[The problem]
What is needed here is an exact copy of every entry.
• • • •
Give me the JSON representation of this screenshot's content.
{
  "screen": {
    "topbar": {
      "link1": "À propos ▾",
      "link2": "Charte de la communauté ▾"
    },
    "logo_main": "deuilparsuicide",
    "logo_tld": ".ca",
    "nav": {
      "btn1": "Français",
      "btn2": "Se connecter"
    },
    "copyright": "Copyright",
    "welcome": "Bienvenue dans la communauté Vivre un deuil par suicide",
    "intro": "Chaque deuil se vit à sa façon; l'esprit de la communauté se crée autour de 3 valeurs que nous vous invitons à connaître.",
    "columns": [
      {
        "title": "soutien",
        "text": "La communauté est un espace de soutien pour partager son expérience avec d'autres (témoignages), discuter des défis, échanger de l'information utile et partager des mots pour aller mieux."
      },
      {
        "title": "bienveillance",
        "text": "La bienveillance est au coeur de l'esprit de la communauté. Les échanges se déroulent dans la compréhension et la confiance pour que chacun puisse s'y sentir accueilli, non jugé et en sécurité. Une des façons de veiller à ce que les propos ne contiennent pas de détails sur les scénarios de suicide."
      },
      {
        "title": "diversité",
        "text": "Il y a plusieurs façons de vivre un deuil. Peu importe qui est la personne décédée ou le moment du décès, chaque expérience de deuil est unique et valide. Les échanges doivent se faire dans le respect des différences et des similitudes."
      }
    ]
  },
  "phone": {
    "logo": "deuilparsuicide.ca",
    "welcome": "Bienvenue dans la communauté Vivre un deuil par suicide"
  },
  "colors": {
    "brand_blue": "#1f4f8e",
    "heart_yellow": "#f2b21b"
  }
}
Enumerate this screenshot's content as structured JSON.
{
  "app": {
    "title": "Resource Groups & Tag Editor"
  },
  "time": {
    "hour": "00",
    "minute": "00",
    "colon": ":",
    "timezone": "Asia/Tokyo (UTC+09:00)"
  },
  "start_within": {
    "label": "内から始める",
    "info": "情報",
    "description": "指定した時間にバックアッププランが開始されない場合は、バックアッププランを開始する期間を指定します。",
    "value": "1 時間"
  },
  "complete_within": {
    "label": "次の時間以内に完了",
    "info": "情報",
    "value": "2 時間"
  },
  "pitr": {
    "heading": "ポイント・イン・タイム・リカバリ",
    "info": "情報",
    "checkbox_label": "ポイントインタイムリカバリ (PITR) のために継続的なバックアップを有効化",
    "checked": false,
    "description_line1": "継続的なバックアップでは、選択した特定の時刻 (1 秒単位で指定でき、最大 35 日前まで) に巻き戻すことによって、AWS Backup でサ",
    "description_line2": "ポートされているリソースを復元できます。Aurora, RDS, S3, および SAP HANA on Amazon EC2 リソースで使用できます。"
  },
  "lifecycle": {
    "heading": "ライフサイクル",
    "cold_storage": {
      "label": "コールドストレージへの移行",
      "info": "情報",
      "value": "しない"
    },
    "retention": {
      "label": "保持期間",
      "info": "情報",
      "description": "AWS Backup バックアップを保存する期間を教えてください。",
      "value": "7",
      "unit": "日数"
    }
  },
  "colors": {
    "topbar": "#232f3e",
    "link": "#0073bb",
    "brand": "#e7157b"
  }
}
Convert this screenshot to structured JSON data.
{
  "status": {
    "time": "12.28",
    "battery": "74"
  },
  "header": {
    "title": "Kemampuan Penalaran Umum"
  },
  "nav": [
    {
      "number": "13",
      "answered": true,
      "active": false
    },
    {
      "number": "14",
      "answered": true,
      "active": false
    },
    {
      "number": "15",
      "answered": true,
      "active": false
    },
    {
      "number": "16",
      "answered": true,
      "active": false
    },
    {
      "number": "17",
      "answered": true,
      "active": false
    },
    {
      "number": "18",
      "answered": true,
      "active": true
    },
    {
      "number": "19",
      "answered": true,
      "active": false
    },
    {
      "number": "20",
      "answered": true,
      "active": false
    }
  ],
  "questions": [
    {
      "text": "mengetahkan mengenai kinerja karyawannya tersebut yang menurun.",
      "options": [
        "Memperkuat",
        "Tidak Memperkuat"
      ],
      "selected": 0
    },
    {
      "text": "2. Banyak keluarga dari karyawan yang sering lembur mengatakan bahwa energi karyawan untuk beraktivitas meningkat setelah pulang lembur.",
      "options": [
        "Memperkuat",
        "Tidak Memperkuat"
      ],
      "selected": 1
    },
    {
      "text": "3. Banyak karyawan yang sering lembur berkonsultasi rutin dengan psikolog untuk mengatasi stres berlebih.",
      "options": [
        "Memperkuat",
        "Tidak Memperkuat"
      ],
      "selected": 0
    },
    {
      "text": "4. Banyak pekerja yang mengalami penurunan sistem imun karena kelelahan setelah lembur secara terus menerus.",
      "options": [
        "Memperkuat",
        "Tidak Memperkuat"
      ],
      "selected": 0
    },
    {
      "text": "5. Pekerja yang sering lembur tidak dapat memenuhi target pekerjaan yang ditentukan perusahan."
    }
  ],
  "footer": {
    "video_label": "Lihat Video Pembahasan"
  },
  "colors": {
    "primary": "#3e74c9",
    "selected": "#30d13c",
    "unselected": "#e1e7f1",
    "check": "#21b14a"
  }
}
• • • •
[Full output]
Give me the JSON representation of this screenshot's content.
{
  "screen": {
    "topbar": {
      "link1": "À propos ▾",
      "link2": "Charte de la communauté ▾"
    },
    "logo_main": "deuilparsuicide",
    "logo_tld": ".ca",
    "nav": {
      "btn1": "Français",
      "btn2": "Se connecter"
    },
    "copyright": "Copyright",
    "welcome": "Bienvenue dans la communauté Vivre un deuil par suicide",
    "intro": "Chaque deuil se vit à sa façon; l'esprit de la communauté se crée autour de 3 valeurs que nous vous invitons à connaître.",
    "columns": [
      {
        "title": "soutien",
        "text": "La communauté est un espace de soutien pour partager son expérience avec d'autres (témoignages), discuter des défis, échanger de l'information utile et partager des mots pour aller mieux."
      },
      {
        "title": "bienveillance",
        "text": "La bienveillance est au coeur de l'esprit de la communauté. Les échanges se déroulent dans la compréhension et la confiance pour que chacun puisse s'y sentir accueilli, non jugé et en sécurité. Une des façons de veiller à ce que les propos ne contiennent pas de détails sur les scénarios de suicide."
      },
      {
        "title": "diversité",
        "text": "Il y a plusieurs façons de vivre un deuil. Peu importe qui est la personne décédée ou le moment du décès, chaque expérience de deuil est unique et valide. Les échanges doivent se faire dans le respect des différences et des similitudes."
      }
    ]
  },
  "phone": {
    "logo": "deuilparsuicide.ca",
    "welcome": "Bienvenue dans la communauté Vivre un deuil par suicide"
  },
  "colors": {
    "brand_blue": "#1f4f8e",
    "heart_yellow": "#f2b21b"
  }
}
Enumerate this screenshot's content as structured JSON.
{
  "app": {
    "title": "Resource Groups & Tag Editor"
  },
  "time": {
    "hour": "00",
    "minute": "00",
    "colon": ":",
    "timezone": "Asia/Tokyo (UTC+09:00)"
  },
  "start_within": {
    "label": "内から始める",
    "info": "情報",
    "description": "指定した時間にバックアッププランが開始されない場合は、バックアッププランを開始する期間を指定します。",
    "value": "1 時間"
  },
  "complete_within": {
    "label": "次の時間以内に完了",
    "info": "情報",
    "value": "2 時間"
  },
  "pitr": {
    "heading": "ポイント・イン・タイム・リカバリ",
    "info": "情報",
    "checkbox_label": "ポイントインタイムリカバリ (PITR) のために継続的なバックアップを有効化",
    "checked": false,
    "description_line1": "継続的なバックアップでは、選択した特定の時刻 (1 秒単位で指定でき、最大 35 日前まで) に巻き戻すことによって、AWS Backup でサ",
    "description_line2": "ポートされているリソースを復元できます。Aurora, RDS, S3, および SAP HANA on Amazon EC2 リソースで使用できます。"
  },
  "lifecycle": {
    "heading": "ライフサイクル",
    "cold_storage": {
      "label": "コールドストレージへの移行",
      "info": "情報",
      "value": "しない"
    },
    "retention": {
      "label": "保持期間",
      "info": "情報",
      "description": "AWS Backup バックアップを保存する期間を教えてください。",
      "value": "7",
      "unit": "日数"
    }
  },
  "colors": {
    "topbar": "#232f3e",
    "link": "#0073bb",
    "brand": "#e7157b"
  }
}
Convert this screenshot to structured JSON data.
{
  "status": {
    "time": "12.28",
    "battery": "74"
  },
  "header": {
    "title": "Kemampuan Penalaran Umum"
  },
  "nav": [
    {
      "number": "13",
      "answered": true,
      "active": false
    },
    {
      "number": "14",
      "answered": true,
      "active": false
    },
    {
      "number": "15",
      "answered": true,
      "active": false
    },
    {
      "number": "16",
      "answered": true,
      "active": false
    },
    {
      "number": "17",
      "answered": true,
      "active": false
    },
    {
      "number": "18",
      "answered": true,
      "active": true
    },
    {
      "number": "19",
      "answered": true,
      "active": false
    },
    {
      "number": "20",
      "answered": true,
      "active": false
    }
  ],
  "questions": [
    {
      "text": "mengetahkan mengenai kinerja karyawannya tersebut yang menurun.",
      "options": [
        "Memperkuat",
        "Tidak Memperkuat"
      ],
      "selected": 0
    },
    {
      "text": "2. Banyak keluarga dari karyawan yang sering lembur mengatakan bahwa energi karyawan untuk beraktivitas meningkat setelah pulang lembur.",
      "options": [
        "Memperkuat",
        "Tidak Memperkuat"
      ],
      "selected": 1
    },
    {
      "text": "3. Banyak karyawan yang sering lembur berkonsultasi rutin dengan psikolog untuk mengatasi stres berlebih.",
      "options": [
        "Memperkuat",
        "Tidak Memperkuat"
      ],
      "selected": 0
    },
    {
      "text": "4. Banyak pekerja yang mengalami penurunan sistem imun karena kelelahan setelah lembur secara terus menerus.",
      "options": [
        "Memperkuat",
        "Tidak Memperkuat"
      ],
      "selected": 0
    },
    {
      "text": "5. Pekerja yang sering lembur tidak dapat memenuhi target pekerjaan yang ditentukan perusahan."
    }
  ],
  "footer": {
    "video_label": "Lihat Video Pembahasan"
  },
  "colors": {
    "primary": "#3e74c9",
    "selected": "#30d13c",
    "unselected": "#e1e7f1",
    "check": "#21b14a"
  }
}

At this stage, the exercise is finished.